Objective:
Find the lines holding "page" and copy them.

Stored entries
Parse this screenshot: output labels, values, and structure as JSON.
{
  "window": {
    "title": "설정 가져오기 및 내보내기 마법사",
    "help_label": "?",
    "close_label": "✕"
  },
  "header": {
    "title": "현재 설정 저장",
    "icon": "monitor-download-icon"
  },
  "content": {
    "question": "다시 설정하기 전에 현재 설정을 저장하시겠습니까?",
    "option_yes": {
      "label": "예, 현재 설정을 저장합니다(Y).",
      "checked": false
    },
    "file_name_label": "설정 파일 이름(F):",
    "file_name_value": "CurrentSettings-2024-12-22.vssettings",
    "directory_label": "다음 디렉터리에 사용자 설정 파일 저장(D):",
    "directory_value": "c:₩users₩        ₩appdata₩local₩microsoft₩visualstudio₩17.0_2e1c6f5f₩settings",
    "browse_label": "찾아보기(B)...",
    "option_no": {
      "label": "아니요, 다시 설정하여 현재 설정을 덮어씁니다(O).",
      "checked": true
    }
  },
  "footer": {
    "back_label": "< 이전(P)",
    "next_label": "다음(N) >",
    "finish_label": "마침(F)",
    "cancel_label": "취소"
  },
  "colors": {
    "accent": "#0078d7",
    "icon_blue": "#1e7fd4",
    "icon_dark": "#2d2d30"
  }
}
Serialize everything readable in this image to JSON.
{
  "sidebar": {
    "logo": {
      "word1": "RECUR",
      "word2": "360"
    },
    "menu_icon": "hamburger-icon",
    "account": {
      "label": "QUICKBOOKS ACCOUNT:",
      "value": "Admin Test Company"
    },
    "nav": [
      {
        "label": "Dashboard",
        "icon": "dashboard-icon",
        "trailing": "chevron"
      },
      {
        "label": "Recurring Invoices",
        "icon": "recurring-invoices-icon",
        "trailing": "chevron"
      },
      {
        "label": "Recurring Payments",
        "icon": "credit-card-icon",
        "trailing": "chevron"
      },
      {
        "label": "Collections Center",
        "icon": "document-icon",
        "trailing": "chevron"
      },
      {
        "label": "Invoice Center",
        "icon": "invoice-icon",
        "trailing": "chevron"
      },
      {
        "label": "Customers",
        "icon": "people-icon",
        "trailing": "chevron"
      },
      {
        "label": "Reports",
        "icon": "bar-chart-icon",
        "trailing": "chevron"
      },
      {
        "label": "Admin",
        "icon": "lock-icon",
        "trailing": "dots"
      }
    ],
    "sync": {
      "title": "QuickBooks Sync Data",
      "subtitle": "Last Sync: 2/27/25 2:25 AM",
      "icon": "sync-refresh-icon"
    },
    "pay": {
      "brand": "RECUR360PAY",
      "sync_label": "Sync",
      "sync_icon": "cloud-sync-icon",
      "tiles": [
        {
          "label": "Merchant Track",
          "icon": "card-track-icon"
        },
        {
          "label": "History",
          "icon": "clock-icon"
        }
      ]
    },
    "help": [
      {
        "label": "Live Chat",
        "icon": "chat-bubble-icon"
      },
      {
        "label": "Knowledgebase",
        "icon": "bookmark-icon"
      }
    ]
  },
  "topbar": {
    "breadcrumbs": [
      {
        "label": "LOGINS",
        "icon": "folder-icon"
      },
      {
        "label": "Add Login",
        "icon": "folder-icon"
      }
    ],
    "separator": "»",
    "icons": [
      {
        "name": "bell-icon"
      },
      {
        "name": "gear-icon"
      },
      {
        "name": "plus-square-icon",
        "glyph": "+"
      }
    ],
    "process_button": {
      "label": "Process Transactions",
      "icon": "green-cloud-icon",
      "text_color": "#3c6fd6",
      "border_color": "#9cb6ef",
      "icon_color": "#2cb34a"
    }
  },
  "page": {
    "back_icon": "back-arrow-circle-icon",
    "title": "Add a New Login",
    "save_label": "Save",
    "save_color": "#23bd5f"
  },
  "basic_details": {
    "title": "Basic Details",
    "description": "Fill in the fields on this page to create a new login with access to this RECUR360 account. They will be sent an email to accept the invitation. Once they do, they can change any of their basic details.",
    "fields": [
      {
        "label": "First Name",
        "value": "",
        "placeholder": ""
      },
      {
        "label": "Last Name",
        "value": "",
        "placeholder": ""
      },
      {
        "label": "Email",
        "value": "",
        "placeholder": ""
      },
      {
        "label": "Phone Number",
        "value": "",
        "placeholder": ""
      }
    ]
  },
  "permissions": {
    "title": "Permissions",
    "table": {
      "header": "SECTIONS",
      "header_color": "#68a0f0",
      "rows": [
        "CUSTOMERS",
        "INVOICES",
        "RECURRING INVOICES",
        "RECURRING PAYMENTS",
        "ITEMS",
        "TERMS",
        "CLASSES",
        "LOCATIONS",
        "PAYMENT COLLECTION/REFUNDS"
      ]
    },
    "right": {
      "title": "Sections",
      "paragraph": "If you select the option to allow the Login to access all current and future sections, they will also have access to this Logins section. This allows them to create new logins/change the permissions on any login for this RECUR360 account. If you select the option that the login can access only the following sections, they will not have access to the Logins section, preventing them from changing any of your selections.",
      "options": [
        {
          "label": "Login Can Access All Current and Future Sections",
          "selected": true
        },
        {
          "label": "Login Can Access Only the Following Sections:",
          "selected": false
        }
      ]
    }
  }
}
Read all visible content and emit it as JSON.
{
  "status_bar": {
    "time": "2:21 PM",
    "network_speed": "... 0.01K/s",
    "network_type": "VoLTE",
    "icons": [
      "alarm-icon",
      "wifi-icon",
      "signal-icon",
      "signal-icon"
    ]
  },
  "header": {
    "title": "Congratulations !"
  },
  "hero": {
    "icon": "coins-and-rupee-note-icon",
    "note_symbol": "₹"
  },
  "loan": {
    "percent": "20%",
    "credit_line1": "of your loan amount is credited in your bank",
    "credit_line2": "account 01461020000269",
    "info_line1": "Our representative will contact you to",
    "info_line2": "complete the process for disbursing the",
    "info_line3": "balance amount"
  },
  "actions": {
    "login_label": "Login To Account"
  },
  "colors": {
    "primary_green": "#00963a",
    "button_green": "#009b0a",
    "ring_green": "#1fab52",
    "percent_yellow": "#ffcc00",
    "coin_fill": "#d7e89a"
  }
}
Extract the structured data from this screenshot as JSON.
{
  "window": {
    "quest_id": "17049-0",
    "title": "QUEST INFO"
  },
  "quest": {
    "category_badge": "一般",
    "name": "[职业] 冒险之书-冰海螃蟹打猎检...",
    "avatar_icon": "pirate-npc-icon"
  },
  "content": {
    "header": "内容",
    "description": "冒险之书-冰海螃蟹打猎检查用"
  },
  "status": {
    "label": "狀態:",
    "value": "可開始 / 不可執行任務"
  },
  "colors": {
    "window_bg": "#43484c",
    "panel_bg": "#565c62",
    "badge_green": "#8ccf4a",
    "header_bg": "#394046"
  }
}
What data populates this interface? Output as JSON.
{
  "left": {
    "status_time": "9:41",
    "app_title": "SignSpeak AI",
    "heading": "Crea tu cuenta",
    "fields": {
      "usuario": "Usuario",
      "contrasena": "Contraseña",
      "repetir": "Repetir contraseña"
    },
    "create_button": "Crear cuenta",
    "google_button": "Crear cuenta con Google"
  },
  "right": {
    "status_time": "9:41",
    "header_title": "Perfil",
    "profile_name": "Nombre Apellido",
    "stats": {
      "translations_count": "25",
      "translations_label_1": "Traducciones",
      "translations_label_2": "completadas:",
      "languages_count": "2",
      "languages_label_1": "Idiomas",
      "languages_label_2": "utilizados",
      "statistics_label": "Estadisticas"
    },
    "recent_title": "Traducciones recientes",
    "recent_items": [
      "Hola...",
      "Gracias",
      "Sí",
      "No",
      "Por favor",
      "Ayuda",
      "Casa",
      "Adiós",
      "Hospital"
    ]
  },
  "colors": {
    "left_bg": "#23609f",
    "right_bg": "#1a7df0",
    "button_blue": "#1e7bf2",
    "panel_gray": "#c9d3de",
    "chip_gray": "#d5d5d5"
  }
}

Answer in full:
  "page": {
    "description": "Fill in the fields on this page to create a new login with access to this RECUR360 account. They will be sent an email to accept the invitation. Once they do, they can change any of their basic details.",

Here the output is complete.